▸ Objective:
Find how many lines in the data below mention "olduğuna". Give the number only.

───── Records shown ─────

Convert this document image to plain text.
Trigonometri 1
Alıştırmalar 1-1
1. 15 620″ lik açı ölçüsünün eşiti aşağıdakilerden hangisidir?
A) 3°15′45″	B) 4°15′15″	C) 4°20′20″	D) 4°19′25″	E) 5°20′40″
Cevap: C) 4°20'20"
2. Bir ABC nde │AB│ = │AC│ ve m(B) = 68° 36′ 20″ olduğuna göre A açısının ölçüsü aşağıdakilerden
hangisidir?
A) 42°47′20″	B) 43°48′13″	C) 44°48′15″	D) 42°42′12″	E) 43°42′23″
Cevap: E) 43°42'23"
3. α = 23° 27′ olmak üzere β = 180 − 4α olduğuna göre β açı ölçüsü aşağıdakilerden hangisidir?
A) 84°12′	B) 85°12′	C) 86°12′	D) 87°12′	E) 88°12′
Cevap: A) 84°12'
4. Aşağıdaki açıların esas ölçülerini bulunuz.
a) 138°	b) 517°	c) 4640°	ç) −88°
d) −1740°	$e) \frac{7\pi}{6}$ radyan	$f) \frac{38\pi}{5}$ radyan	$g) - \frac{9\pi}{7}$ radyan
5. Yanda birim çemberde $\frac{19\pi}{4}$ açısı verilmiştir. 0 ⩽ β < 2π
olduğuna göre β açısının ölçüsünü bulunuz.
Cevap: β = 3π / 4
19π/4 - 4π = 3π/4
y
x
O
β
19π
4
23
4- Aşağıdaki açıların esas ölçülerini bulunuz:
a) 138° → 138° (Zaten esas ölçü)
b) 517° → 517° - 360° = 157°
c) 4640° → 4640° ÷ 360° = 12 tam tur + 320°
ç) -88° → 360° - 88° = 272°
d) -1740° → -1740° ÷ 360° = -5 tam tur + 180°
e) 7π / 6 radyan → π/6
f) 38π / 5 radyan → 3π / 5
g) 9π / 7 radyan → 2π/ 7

─────

▸ Solved problem:
3